Material provided
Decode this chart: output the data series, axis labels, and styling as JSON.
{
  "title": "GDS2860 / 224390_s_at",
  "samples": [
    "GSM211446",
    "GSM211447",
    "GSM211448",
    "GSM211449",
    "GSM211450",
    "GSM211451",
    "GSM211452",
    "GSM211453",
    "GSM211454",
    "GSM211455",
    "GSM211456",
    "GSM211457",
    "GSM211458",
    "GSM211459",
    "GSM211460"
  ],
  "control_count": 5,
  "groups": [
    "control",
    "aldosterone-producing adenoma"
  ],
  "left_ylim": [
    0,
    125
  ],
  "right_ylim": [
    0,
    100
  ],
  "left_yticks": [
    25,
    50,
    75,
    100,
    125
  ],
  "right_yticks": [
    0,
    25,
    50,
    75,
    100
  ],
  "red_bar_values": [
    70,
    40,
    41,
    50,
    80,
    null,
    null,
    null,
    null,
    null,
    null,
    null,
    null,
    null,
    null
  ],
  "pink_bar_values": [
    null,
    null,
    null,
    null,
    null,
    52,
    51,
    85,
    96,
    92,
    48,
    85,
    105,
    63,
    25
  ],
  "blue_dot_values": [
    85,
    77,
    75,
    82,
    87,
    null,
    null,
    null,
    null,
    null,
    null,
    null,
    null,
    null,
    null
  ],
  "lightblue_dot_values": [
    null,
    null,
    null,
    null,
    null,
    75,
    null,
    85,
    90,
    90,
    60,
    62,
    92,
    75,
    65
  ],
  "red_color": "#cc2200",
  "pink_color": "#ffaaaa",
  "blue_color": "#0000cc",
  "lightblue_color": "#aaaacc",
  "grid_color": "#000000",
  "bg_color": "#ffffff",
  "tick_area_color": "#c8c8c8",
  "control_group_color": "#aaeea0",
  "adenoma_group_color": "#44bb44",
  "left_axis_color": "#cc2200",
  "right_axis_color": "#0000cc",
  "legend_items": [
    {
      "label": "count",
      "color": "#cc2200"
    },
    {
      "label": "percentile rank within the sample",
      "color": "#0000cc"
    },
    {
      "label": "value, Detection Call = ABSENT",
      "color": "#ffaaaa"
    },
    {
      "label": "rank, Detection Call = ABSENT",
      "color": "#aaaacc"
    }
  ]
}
--
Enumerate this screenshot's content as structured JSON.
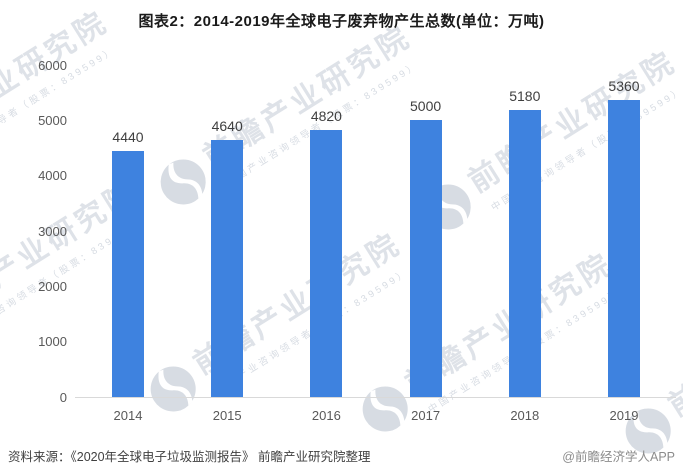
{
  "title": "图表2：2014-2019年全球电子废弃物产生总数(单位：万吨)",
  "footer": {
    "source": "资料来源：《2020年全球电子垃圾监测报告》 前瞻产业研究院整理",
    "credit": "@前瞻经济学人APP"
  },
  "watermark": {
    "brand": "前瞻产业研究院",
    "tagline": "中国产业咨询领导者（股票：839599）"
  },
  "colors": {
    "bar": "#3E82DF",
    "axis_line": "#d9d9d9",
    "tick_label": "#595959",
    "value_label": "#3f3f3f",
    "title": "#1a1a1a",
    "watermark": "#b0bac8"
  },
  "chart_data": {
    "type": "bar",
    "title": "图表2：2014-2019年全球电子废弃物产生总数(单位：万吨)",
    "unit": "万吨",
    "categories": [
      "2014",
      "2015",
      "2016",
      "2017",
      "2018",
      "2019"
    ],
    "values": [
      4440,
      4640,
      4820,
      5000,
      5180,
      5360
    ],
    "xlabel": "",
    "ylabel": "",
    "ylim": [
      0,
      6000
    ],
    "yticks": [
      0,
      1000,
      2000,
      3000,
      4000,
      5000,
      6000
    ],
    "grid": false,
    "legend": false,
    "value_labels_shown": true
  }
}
* * *
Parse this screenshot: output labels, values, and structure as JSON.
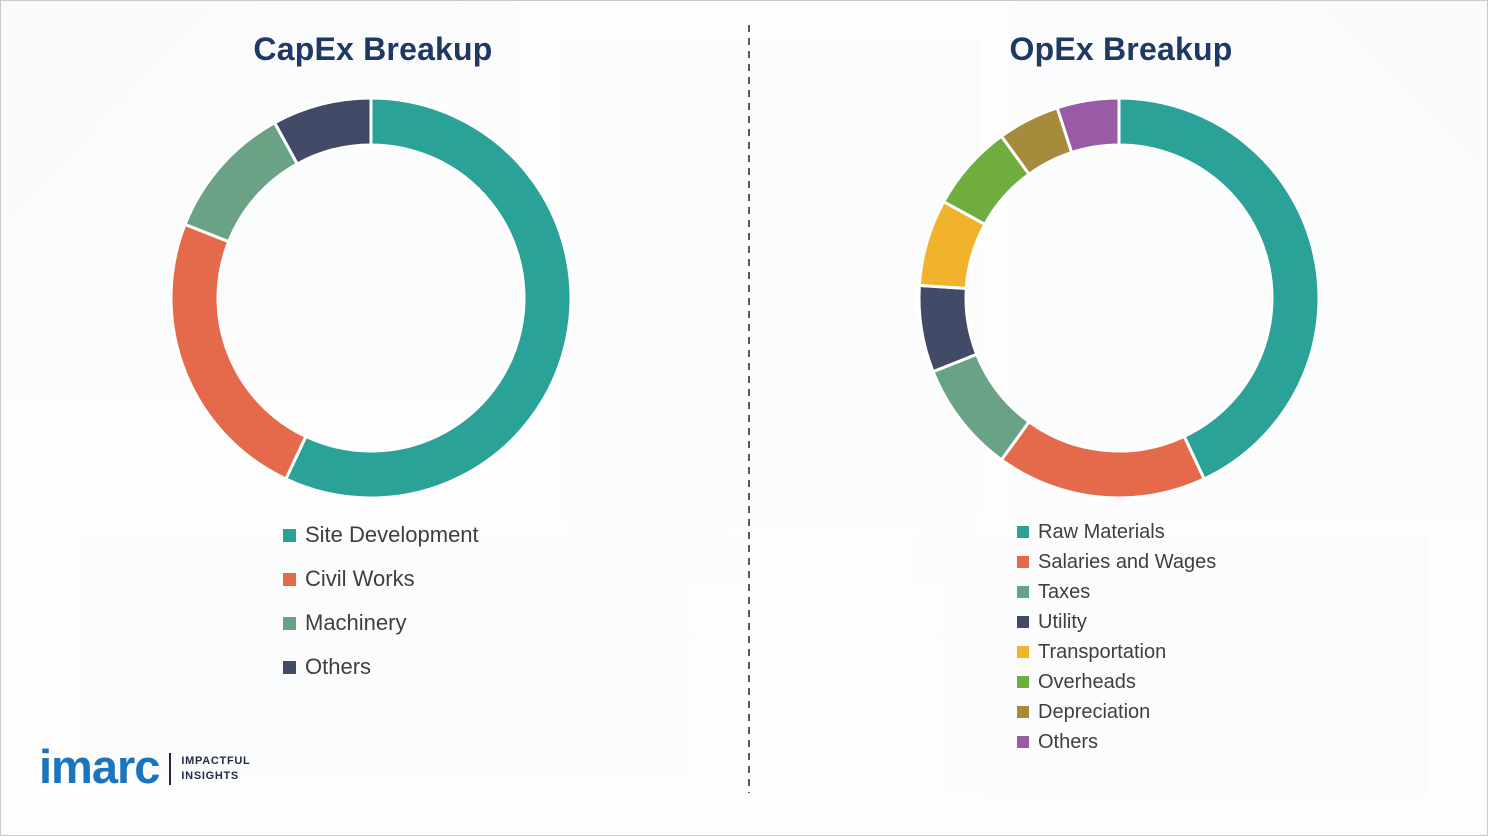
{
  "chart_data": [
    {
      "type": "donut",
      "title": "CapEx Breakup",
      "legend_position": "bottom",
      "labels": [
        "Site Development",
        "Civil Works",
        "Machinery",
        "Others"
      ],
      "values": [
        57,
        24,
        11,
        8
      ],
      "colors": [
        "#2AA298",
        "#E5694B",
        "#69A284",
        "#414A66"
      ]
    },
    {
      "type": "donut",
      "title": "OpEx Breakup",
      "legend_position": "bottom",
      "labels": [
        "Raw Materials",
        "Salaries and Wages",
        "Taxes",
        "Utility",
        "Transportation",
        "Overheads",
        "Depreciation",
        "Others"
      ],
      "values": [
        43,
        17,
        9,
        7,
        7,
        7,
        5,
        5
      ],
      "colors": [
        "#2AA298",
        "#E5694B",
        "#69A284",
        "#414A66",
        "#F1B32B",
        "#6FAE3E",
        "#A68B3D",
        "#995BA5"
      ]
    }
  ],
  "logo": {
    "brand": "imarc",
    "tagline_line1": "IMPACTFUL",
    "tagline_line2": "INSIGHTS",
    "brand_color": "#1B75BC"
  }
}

Aim of the task
Provide the count, and nothing else, of lines in the data above where the word "this" occurs.

Solved exercise
3